__Data records__
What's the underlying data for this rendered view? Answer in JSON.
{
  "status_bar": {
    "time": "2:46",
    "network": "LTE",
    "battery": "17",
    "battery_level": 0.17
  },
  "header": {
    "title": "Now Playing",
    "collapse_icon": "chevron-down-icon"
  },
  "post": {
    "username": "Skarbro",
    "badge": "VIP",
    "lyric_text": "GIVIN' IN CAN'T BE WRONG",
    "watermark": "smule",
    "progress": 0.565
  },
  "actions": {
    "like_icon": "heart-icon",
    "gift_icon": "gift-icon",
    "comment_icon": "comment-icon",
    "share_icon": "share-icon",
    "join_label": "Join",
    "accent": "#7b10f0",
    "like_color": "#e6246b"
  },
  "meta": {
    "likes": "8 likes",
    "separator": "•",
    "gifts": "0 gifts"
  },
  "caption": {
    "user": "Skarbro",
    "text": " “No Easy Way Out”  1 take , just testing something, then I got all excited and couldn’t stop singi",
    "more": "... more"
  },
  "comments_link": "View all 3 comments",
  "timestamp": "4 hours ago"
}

---

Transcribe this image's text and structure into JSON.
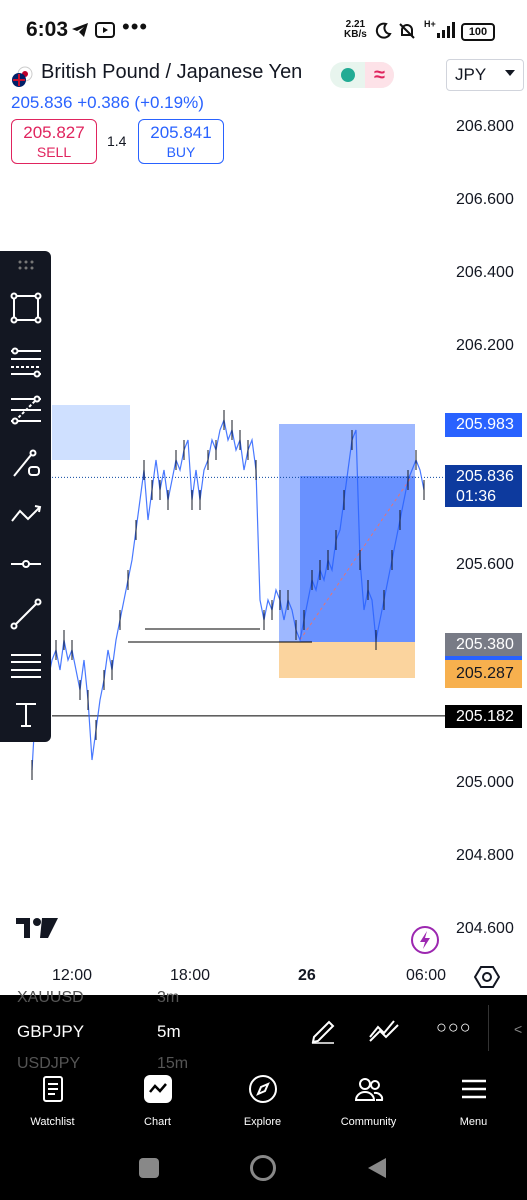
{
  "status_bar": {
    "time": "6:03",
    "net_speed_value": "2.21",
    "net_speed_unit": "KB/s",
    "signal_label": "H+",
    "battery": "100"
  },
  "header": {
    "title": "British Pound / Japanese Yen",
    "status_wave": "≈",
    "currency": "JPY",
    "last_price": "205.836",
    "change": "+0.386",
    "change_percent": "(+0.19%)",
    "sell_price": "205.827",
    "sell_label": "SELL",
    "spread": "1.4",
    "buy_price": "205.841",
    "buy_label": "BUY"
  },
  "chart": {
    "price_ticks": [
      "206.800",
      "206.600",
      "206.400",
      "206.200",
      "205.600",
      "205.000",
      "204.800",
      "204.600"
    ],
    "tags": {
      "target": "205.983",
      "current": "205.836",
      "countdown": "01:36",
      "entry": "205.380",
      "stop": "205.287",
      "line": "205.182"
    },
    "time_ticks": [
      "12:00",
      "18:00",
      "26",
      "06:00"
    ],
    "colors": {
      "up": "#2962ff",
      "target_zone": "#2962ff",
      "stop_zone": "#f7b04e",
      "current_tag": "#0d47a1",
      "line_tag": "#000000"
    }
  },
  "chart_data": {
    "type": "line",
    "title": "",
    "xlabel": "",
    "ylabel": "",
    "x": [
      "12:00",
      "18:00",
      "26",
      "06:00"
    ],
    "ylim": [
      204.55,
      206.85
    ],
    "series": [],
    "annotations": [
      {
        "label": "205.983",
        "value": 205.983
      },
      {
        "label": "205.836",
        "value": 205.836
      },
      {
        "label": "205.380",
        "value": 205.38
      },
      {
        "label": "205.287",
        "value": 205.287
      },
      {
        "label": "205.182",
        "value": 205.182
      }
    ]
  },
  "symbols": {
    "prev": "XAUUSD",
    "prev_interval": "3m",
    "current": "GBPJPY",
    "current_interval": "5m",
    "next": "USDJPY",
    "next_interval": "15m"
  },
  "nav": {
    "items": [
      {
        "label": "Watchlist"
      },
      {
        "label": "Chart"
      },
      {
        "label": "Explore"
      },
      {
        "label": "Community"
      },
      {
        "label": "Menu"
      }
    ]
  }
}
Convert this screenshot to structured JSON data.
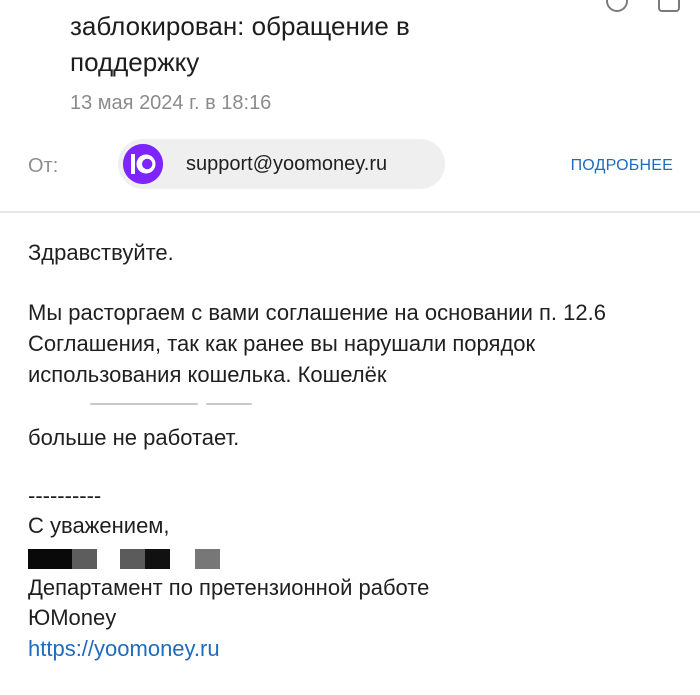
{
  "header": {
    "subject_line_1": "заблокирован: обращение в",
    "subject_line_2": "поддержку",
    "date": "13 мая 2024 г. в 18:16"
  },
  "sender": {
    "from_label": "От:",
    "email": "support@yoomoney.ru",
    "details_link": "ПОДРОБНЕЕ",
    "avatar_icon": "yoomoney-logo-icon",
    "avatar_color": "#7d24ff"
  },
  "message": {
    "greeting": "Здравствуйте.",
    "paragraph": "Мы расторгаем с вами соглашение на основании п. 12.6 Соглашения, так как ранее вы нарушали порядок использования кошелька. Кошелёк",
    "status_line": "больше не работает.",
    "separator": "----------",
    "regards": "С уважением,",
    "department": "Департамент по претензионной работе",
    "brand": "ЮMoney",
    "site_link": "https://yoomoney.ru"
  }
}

__Goal__
From the entries above, collect every line with the string "JSON" in it.

__Task answer__
What's the underlying data for this rendered view? Answer in JSON.
Transcribe this image's text and structure into JSON.
Convert this screenshot to structured JSON data.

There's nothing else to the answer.